===== INFORMATION SUPPLIED =====
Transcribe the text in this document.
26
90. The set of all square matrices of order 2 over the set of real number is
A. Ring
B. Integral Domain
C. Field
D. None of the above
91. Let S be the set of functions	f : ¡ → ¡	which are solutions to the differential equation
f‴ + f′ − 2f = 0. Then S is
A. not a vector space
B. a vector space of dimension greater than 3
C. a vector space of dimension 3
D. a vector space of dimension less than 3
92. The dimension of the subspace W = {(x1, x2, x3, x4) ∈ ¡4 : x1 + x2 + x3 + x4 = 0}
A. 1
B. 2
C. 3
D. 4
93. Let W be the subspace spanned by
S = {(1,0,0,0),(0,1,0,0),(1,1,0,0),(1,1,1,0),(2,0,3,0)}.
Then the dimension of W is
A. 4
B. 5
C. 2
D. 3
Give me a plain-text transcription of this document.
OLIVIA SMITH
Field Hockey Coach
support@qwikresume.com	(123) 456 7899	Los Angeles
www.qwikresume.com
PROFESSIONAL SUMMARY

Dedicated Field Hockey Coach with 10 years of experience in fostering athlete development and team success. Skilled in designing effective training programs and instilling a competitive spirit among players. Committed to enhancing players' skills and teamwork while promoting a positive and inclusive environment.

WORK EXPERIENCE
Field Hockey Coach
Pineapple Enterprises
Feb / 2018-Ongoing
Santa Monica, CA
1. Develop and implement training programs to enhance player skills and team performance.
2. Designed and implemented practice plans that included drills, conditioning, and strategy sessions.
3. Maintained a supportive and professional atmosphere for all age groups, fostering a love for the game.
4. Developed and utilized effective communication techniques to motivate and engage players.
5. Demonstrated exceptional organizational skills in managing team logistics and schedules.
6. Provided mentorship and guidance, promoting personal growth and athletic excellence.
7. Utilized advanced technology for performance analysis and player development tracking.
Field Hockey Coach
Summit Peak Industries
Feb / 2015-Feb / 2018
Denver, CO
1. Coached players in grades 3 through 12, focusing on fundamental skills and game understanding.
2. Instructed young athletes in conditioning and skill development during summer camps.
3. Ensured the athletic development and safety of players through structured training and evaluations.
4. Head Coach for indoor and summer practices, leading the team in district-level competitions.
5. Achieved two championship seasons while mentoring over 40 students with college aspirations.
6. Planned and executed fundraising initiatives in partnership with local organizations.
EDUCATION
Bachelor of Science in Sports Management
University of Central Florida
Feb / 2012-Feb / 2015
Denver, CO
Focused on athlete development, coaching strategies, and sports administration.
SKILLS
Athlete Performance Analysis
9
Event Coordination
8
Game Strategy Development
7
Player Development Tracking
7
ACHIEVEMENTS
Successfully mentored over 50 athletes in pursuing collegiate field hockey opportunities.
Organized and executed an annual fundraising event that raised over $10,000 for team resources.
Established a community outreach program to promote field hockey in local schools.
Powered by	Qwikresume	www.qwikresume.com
=====
▶ **THE EXERCISE**
Pick out and copy the lines of the material that include the word "with".

▶ **OUTPUT OF THE EXERCISE**
Dedicated Field Hockey Coach with 10 years of experience in fostering athlete development and team success. Skilled in designing effective training programs and instilling a competitive spirit among players. Committed to enhancing players' skills and teamwork while promoting a positive and inclusive environment.
5. Achieved two championship seasons while mentoring over 40 students with college aspirations.
6. Planned and executed fundraising initiatives in partnership with local organizations.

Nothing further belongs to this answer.